Extracted entries —
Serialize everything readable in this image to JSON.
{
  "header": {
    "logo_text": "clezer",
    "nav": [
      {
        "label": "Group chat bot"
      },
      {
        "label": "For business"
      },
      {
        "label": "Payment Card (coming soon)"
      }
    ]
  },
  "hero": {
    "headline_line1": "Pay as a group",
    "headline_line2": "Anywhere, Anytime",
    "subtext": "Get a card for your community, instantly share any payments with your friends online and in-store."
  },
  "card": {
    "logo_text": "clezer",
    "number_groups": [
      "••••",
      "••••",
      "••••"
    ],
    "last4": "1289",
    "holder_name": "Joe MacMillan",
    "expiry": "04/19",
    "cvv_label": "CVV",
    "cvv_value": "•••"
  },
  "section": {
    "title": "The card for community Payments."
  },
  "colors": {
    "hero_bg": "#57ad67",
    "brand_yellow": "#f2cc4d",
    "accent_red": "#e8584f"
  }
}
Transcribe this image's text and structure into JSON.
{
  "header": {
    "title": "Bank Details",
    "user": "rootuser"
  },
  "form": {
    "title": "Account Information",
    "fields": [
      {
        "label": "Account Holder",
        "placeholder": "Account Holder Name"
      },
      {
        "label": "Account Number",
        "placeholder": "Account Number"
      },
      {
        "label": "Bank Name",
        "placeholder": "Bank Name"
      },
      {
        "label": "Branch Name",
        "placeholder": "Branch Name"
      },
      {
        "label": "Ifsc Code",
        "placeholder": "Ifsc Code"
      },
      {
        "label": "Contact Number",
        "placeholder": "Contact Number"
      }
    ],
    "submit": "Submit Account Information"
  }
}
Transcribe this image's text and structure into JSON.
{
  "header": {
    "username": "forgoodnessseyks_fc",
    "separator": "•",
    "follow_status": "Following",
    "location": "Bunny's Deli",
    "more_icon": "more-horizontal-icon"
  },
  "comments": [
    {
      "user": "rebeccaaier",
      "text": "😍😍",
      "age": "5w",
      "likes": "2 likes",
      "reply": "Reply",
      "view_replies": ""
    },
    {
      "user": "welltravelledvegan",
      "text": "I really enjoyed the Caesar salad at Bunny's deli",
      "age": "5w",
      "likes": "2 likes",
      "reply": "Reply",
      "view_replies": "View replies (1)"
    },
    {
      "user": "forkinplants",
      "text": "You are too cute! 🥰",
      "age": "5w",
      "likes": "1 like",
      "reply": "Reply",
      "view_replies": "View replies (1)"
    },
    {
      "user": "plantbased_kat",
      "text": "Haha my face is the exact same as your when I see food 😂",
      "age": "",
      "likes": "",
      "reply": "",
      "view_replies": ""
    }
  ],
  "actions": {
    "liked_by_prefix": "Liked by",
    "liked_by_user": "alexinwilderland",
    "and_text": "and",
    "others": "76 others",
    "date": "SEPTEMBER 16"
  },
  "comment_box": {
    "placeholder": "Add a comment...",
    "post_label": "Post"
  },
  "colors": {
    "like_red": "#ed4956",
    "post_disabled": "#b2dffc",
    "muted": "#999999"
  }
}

Goal of the exercise —
Set down each entry again, unchanged.

Reply —
Serialize everything readable in this image to JSON.
{
  "header": {
    "logo_text": "clezer",
    "nav": [
      {
        "label": "Group chat bot"
      },
      {
        "label": "For business"
      },
      {
        "label": "Payment Card (coming soon)"
      }
    ]
  },
  "hero": {
    "headline_line1": "Pay as a group",
    "headline_line2": "Anywhere, Anytime",
    "subtext": "Get a card for your community, instantly share any payments with your friends online and in-store."
  },
  "card": {
    "logo_text": "clezer",
    "number_groups": [
      "••••",
      "••••",
      "••••"
    ],
    "last4": "1289",
    "holder_name": "Joe MacMillan",
    "expiry": "04/19",
    "cvv_label": "CVV",
    "cvv_value": "•••"
  },
  "section": {
    "title": "The card for community Payments."
  },
  "colors": {
    "hero_bg": "#57ad67",
    "brand_yellow": "#f2cc4d",
    "accent_red": "#e8584f"
  }
}
Transcribe this image's text and structure into JSON.
{
  "header": {
    "title": "Bank Details",
    "user": "rootuser"
  },
  "form": {
    "title": "Account Information",
    "fields": [
      {
        "label": "Account Holder",
        "placeholder": "Account Holder Name"
      },
      {
        "label": "Account Number",
        "placeholder": "Account Number"
      },
      {
        "label": "Bank Name",
        "placeholder": "Bank Name"
      },
      {
        "label": "Branch Name",
        "placeholder": "Branch Name"
      },
      {
        "label": "Ifsc Code",
        "placeholder": "Ifsc Code"
      },
      {
        "label": "Contact Number",
        "placeholder": "Contact Number"
      }
    ],
    "submit": "Submit Account Information"
  }
}
Transcribe this image's text and structure into JSON.
{
  "header": {
    "username": "forgoodnessseyks_fc",
    "separator": "•",
    "follow_status": "Following",
    "location": "Bunny's Deli",
    "more_icon": "more-horizontal-icon"
  },
  "comments": [
    {
      "user": "rebeccaaier",
      "text": "😍😍",
      "age": "5w",
      "likes": "2 likes",
      "reply": "Reply",
      "view_replies": ""
    },
    {
      "user": "welltravelledvegan",
      "text": "I really enjoyed the Caesar salad at Bunny's deli",
      "age": "5w",
      "likes": "2 likes",
      "reply": "Reply",
      "view_replies": "View replies (1)"
    },
    {
      "user": "forkinplants",
      "text": "You are too cute! 🥰",
      "age": "5w",
      "likes": "1 like",
      "reply": "Reply",
      "view_replies": "View replies (1)"
    },
    {
      "user": "plantbased_kat",
      "text": "Haha my face is the exact same as your when I see food 😂",
      "age": "",
      "likes": "",
      "reply": "",
      "view_replies": ""
    }
  ],
  "actions": {
    "liked_by_prefix": "Liked by",
    "liked_by_user": "alexinwilderland",
    "and_text": "and",
    "others": "76 others",
    "date": "SEPTEMBER 16"
  },
  "comment_box": {
    "placeholder": "Add a comment...",
    "post_label": "Post"
  },
  "colors": {
    "like_red": "#ed4956",
    "post_disabled": "#b2dffc",
    "muted": "#999999"
  }
}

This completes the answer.